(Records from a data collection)
==============================
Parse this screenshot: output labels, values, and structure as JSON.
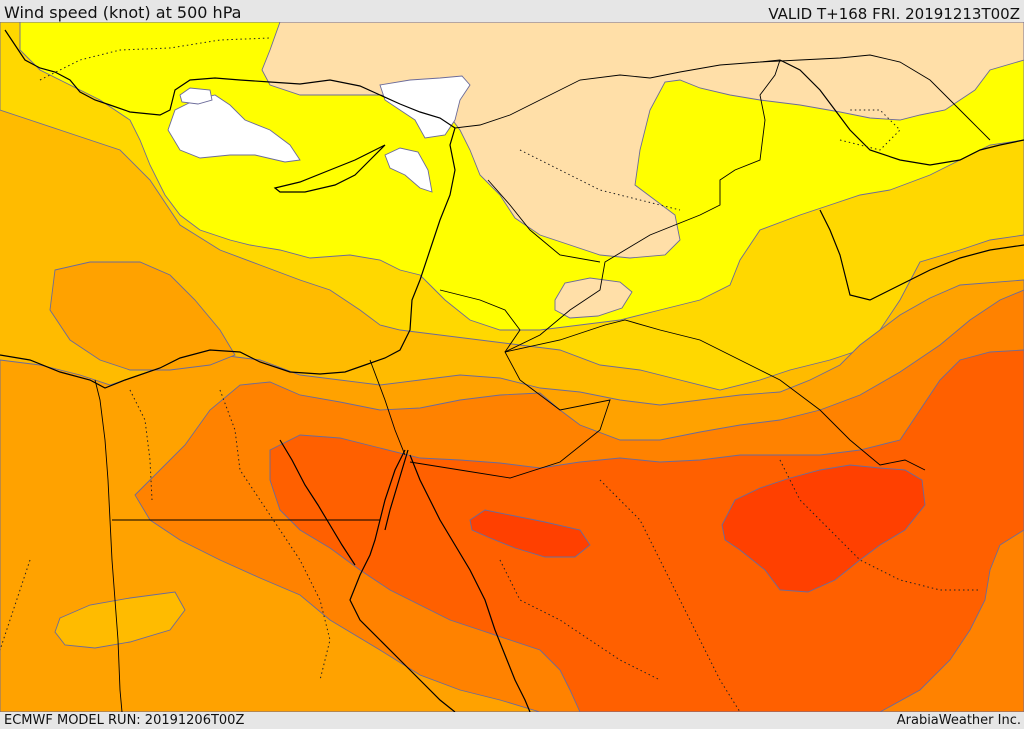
{
  "header": {
    "title": "Wind speed (knot) at 500 hPa",
    "valid": "VALID T+168 FRI. 20191213T00Z"
  },
  "footer": {
    "model_run": "ECMWF MODEL RUN: 20191206T00Z",
    "credit": "ArabiaWeather Inc."
  },
  "map": {
    "variable": "wind speed",
    "units": "knot",
    "level": "500 hPa",
    "fill_colors": {
      "white": "#ffffff",
      "peach": "#ffdfa8",
      "yellow": "#ffff00",
      "light_orange": "#ffd800",
      "amber": "#ffbb00",
      "orange": "#ffa200",
      "dark_orange": "#ff8200",
      "red_orange": "#ff6000",
      "red": "#ff4000"
    }
  }
}
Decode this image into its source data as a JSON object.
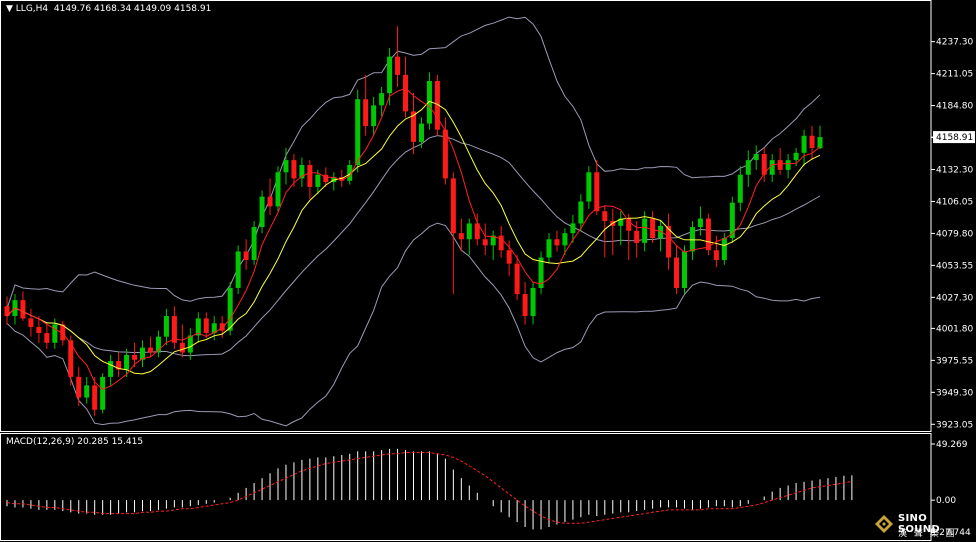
==============================
### Task description
Repeat the listing above exactly, with no pictures.

### Expected answer
Parse this screenshot: output labels, values, and structure as JSON.
{
  "header": {
    "title": "Wind speed (knot) at 500 hPa",
    "valid": "VALID T+168 FRI. 20191213T00Z"
  },
  "footer": {
    "model_run": "ECMWF MODEL RUN: 20191206T00Z",
    "credit": "ArabiaWeather Inc."
  },
  "map": {
    "variable": "wind speed",
    "units": "knot",
    "level": "500 hPa",
    "fill_colors": {
      "white": "#ffffff",
      "peach": "#ffdfa8",
      "yellow": "#ffff00",
      "light_orange": "#ffd800",
      "amber": "#ffbb00",
      "orange": "#ffa200",
      "dark_orange": "#ff8200",
      "red_orange": "#ff6000",
      "red": "#ff4000"
    }
  }
}
Decode this image into its source data as a JSON object.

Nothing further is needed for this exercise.